> WRITTEN REQUEST
Copy all the entries word for word, but omit the pictures.
# # # #
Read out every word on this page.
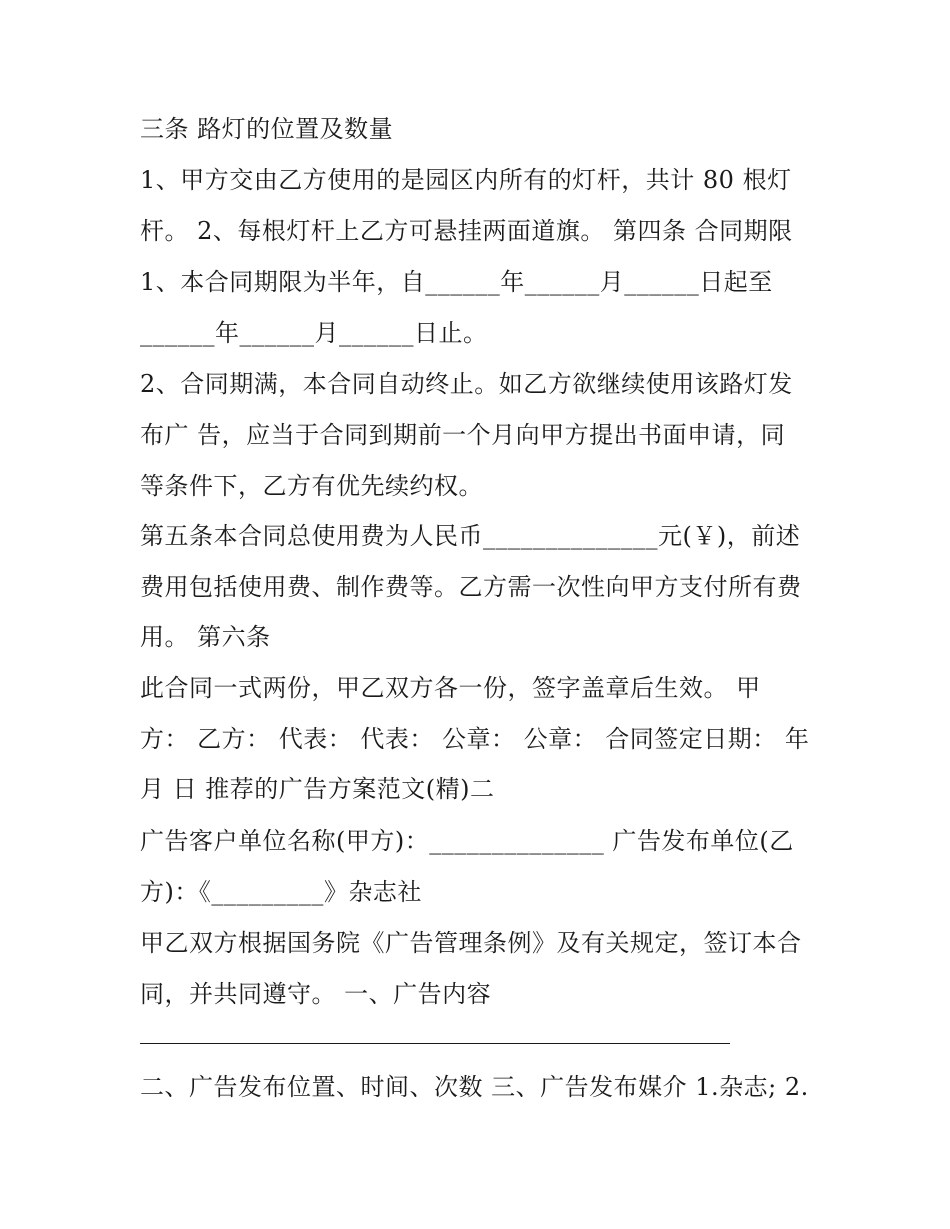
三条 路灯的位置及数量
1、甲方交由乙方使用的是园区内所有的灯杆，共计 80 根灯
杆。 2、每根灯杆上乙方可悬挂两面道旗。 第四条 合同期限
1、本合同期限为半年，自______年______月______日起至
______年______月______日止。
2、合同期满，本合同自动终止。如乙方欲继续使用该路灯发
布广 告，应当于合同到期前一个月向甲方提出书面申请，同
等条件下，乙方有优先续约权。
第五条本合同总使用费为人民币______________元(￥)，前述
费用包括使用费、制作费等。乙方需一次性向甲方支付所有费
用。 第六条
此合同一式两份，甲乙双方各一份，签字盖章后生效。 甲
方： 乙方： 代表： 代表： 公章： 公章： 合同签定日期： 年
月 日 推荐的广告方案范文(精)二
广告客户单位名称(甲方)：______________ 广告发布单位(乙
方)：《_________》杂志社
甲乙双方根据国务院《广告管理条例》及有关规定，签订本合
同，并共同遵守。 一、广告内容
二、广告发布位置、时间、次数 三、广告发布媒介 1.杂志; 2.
# # # #
> FINISHED EXERCISE
Read out every word on this page.
三条 路灯的位置及数量
1、甲方交由乙方使用的是园区内所有的灯杆，共计 80 根灯
杆。 2、每根灯杆上乙方可悬挂两面道旗。 第四条 合同期限
1、本合同期限为半年，自______年______月______日起至
______年______月______日止。
2、合同期满，本合同自动终止。如乙方欲继续使用该路灯发
布广 告，应当于合同到期前一个月向甲方提出书面申请，同
等条件下，乙方有优先续约权。
第五条本合同总使用费为人民币______________元(￥)，前述
费用包括使用费、制作费等。乙方需一次性向甲方支付所有费
用。 第六条
此合同一式两份，甲乙双方各一份，签字盖章后生效。 甲
方： 乙方： 代表： 代表： 公章： 公章： 合同签定日期： 年
月 日 推荐的广告方案范文(精)二
广告客户单位名称(甲方)：______________ 广告发布单位(乙
方)：《_________》杂志社
甲乙双方根据国务院《广告管理条例》及有关规定，签订本合
同，并共同遵守。 一、广告内容
二、广告发布位置、时间、次数 三、广告发布媒介 1.杂志; 2.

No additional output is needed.